REQUIREMENTS:
Can you reproduce every one of the entries below line for line, with no change to any character or to their order?

+ + +

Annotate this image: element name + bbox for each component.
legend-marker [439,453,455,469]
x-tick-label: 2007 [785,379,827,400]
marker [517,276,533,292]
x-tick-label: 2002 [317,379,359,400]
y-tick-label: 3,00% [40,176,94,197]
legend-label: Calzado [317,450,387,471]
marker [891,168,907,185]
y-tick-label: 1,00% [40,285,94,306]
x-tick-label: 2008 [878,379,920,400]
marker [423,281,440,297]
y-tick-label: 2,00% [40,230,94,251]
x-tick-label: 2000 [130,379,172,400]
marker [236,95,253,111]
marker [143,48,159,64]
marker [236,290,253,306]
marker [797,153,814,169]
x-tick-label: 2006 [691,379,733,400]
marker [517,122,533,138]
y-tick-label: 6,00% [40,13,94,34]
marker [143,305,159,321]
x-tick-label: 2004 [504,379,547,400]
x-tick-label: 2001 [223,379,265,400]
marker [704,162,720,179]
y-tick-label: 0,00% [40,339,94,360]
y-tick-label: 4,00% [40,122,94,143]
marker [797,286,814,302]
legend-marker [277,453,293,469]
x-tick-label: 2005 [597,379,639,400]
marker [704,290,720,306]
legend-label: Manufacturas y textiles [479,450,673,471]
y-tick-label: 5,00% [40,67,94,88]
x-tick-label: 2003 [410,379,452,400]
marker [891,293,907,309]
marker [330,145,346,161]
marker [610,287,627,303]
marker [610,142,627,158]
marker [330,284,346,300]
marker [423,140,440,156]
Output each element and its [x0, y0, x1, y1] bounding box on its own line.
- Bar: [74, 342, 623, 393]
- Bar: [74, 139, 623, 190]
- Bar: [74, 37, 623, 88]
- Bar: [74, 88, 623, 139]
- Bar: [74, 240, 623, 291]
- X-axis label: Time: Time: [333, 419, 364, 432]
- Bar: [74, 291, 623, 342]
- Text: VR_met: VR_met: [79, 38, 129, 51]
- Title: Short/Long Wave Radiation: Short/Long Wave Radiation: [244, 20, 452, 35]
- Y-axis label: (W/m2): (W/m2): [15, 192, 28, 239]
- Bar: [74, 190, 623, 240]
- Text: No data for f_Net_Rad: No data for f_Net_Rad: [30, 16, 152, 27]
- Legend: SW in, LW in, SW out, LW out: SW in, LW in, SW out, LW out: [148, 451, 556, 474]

+ + +

THE RESPONSE:
Annotate this image: element name + bbox for each component.
legend-marker [439,453,455,469]
x-tick-label: 2007 [785,379,827,400]
marker [517,276,533,292]
x-tick-label: 2002 [317,379,359,400]
y-tick-label: 3,00% [40,176,94,197]
legend-label: Calzado [317,450,387,471]
marker [891,168,907,185]
y-tick-label: 1,00% [40,285,94,306]
x-tick-label: 2008 [878,379,920,400]
marker [423,281,440,297]
y-tick-label: 2,00% [40,230,94,251]
x-tick-label: 2000 [130,379,172,400]
marker [236,95,253,111]
marker [143,48,159,64]
marker [236,290,253,306]
marker [797,153,814,169]
x-tick-label: 2006 [691,379,733,400]
marker [517,122,533,138]
y-tick-label: 6,00% [40,13,94,34]
marker [143,305,159,321]
x-tick-label: 2004 [504,379,547,400]
x-tick-label: 2001 [223,379,265,400]
marker [704,162,720,179]
y-tick-label: 0,00% [40,339,94,360]
y-tick-label: 4,00% [40,122,94,143]
marker [797,286,814,302]
legend-marker [277,453,293,469]
x-tick-label: 2005 [597,379,639,400]
marker [704,290,720,306]
legend-label: Manufacturas y textiles [479,450,673,471]
y-tick-label: 5,00% [40,67,94,88]
x-tick-label: 2003 [410,379,452,400]
marker [891,293,907,309]
marker [330,145,346,161]
marker [610,287,627,303]
marker [610,142,627,158]
marker [330,284,346,300]
marker [423,140,440,156]
Output each element and its [x0, y0, x1, y1] bounding box on its own line.
- Bar: [74, 342, 623, 393]
- Bar: [74, 139, 623, 190]
- Bar: [74, 37, 623, 88]
- Bar: [74, 88, 623, 139]
- Bar: [74, 240, 623, 291]
- X-axis label: Time: Time: [333, 419, 364, 432]
- Bar: [74, 291, 623, 342]
- Text: VR_met: VR_met: [79, 38, 129, 51]
- Title: Short/Long Wave Radiation: Short/Long Wave Radiation: [244, 20, 452, 35]
- Y-axis label: (W/m2): (W/m2): [15, 192, 28, 239]
- Bar: [74, 190, 623, 240]
- Text: No data for f_Net_Rad: No data for f_Net_Rad: [30, 16, 152, 27]
- Legend: SW in, LW in, SW out, LW out: SW in, LW in, SW out, LW out: [148, 451, 556, 474]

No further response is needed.